[Begin INPUT]

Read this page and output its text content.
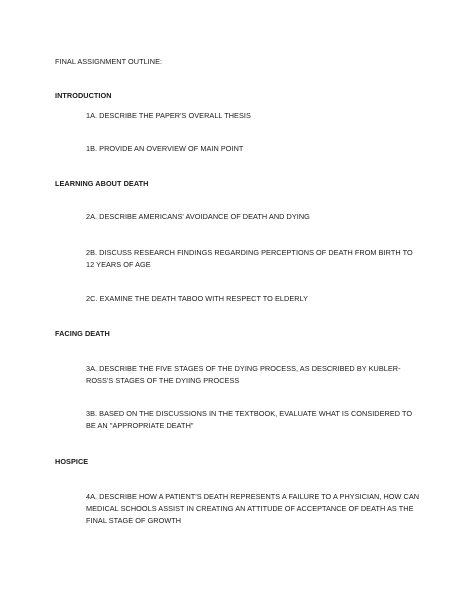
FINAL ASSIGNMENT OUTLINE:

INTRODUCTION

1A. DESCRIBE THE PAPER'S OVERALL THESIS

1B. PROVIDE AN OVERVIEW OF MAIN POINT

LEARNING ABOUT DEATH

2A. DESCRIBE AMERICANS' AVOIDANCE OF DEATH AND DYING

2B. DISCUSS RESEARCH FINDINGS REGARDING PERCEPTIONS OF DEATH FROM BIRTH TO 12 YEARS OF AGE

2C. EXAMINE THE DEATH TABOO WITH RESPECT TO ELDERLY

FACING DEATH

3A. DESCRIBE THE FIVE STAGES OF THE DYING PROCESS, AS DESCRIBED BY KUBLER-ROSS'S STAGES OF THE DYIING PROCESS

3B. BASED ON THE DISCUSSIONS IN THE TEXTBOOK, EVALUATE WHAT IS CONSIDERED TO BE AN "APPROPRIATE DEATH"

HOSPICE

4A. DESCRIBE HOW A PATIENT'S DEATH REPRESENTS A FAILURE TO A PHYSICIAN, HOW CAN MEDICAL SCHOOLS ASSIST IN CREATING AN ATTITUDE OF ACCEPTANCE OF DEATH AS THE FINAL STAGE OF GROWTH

[End INPUT]
[Begin INPUT]

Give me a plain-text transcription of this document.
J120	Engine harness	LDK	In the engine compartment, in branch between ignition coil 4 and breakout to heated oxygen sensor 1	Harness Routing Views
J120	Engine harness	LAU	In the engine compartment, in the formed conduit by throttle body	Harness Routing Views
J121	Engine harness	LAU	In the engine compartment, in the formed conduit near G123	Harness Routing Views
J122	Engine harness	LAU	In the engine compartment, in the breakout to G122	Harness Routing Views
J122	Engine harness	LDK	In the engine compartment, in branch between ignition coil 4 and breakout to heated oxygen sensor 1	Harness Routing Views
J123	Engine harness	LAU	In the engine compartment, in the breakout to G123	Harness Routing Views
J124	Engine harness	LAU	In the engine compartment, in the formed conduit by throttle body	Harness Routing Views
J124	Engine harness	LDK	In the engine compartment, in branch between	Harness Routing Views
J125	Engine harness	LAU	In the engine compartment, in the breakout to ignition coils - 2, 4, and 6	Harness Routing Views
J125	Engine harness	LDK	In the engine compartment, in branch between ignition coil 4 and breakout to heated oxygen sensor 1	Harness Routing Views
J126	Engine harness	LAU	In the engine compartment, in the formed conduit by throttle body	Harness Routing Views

[End INPUT]

## WHAT YOU ARE ASKED TO DO
Return each line where "heated" shows up.

## TASK RESPONSE
J120	Engine harness	LDK	In the engine compartment, in branch between ignition coil 4 and breakout to heated oxygen sensor 1	Harness Routing Views
J122	Engine harness	LDK	In the engine compartment, in branch between ignition coil 4 and breakout to heated oxygen sensor 1	Harness Routing Views
J125	Engine harness	LDK	In the engine compartment, in branch between ignition coil 4 and breakout to heated oxygen sensor 1	Harness Routing Views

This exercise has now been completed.